Copy each line that has the string "профилактических" somewhere in it.

— Start of DATA SHOWN —

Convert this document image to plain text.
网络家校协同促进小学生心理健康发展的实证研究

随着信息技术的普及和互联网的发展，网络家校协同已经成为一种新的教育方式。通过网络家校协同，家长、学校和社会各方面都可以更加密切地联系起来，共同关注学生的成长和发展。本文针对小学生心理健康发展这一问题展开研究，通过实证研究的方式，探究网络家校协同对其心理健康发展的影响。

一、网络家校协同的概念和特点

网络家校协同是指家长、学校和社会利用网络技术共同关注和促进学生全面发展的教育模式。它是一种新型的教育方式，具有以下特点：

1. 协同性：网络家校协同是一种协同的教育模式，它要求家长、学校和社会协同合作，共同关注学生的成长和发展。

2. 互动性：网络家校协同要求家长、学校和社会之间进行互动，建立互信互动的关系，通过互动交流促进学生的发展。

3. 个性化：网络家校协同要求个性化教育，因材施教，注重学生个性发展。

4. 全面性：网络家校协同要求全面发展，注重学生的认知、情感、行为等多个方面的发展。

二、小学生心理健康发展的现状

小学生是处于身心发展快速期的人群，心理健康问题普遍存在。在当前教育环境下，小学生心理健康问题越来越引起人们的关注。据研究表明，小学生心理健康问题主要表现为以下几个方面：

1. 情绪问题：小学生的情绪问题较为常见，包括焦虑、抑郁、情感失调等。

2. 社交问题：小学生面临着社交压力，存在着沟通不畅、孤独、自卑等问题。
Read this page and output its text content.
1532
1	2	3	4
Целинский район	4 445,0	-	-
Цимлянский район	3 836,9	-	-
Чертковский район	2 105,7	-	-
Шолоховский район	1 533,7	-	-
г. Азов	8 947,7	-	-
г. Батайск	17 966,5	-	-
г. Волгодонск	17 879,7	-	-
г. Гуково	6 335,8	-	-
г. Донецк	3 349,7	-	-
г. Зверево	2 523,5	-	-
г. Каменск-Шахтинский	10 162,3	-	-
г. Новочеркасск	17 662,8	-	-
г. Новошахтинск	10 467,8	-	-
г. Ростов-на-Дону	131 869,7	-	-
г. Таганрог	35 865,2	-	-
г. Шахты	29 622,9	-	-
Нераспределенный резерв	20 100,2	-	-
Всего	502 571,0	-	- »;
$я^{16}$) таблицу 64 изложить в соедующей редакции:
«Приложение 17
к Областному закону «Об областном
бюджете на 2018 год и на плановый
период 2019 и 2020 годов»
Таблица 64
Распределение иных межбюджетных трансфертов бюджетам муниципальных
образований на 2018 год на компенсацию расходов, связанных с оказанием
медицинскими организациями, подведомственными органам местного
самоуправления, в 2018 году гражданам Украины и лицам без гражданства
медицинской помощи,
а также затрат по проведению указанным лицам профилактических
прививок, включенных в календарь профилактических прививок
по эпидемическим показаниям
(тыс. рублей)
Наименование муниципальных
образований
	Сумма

— End of DATA SHOWN —

#### TASK ANSWER:
а также затрат по проведению указанным лицам профилактических
прививок, включенных в календарь профилактических прививок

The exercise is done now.